* Task instructions
Set down each record exactly as written.

|---|

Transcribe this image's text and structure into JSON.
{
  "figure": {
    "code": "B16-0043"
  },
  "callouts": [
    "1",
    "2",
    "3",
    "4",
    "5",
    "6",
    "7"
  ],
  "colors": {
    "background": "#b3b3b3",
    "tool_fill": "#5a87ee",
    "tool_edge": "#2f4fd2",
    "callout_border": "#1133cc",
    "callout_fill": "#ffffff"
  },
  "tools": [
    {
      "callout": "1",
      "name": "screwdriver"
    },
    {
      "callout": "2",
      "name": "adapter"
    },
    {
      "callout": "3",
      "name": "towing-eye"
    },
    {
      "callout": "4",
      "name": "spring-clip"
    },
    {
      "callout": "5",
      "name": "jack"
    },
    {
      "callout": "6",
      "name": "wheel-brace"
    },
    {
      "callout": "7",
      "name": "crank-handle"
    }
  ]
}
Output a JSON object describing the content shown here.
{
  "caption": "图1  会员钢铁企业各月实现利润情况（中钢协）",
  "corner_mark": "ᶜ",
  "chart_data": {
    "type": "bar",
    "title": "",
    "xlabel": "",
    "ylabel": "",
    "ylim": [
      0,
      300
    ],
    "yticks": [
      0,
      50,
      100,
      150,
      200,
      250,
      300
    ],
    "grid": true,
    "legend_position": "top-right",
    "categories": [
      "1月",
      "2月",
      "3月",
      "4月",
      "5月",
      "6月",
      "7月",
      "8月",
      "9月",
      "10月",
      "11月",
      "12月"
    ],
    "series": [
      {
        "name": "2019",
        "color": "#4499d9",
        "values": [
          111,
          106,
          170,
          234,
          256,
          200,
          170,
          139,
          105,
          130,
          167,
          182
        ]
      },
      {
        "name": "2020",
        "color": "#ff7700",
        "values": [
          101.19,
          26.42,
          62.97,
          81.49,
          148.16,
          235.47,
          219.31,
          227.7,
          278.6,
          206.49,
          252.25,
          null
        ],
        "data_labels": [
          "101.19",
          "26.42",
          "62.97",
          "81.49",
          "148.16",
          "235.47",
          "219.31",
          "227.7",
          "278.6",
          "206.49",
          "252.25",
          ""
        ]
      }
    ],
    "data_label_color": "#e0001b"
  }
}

|---|

* Answer in full
Transcribe this image's text and structure into JSON.
{
  "figure": {
    "code": "B16-0043"
  },
  "callouts": [
    "1",
    "2",
    "3",
    "4",
    "5",
    "6",
    "7"
  ],
  "colors": {
    "background": "#b3b3b3",
    "tool_fill": "#5a87ee",
    "tool_edge": "#2f4fd2",
    "callout_border": "#1133cc",
    "callout_fill": "#ffffff"
  },
  "tools": [
    {
      "callout": "1",
      "name": "screwdriver"
    },
    {
      "callout": "2",
      "name": "adapter"
    },
    {
      "callout": "3",
      "name": "towing-eye"
    },
    {
      "callout": "4",
      "name": "spring-clip"
    },
    {
      "callout": "5",
      "name": "jack"
    },
    {
      "callout": "6",
      "name": "wheel-brace"
    },
    {
      "callout": "7",
      "name": "crank-handle"
    }
  ]
}
Output a JSON object describing the content shown here.
{
  "caption": "图1  会员钢铁企业各月实现利润情况（中钢协）",
  "corner_mark": "ᶜ",
  "chart_data": {
    "type": "bar",
    "title": "",
    "xlabel": "",
    "ylabel": "",
    "ylim": [
      0,
      300
    ],
    "yticks": [
      0,
      50,
      100,
      150,
      200,
      250,
      300
    ],
    "grid": true,
    "legend_position": "top-right",
    "categories": [
      "1月",
      "2月",
      "3月",
      "4月",
      "5月",
      "6月",
      "7月",
      "8月",
      "9月",
      "10月",
      "11月",
      "12月"
    ],
    "series": [
      {
        "name": "2019",
        "color": "#4499d9",
        "values": [
          111,
          106,
          170,
          234,
          256,
          200,
          170,
          139,
          105,
          130,
          167,
          182
        ]
      },
      {
        "name": "2020",
        "color": "#ff7700",
        "values": [
          101.19,
          26.42,
          62.97,
          81.49,
          148.16,
          235.47,
          219.31,
          227.7,
          278.6,
          206.49,
          252.25,
          null
        ],
        "data_labels": [
          "101.19",
          "26.42",
          "62.97",
          "81.49",
          "148.16",
          "235.47",
          "219.31",
          "227.7",
          "278.6",
          "206.49",
          "252.25",
          ""
        ]
      }
    ],
    "data_label_color": "#e0001b"
  }
}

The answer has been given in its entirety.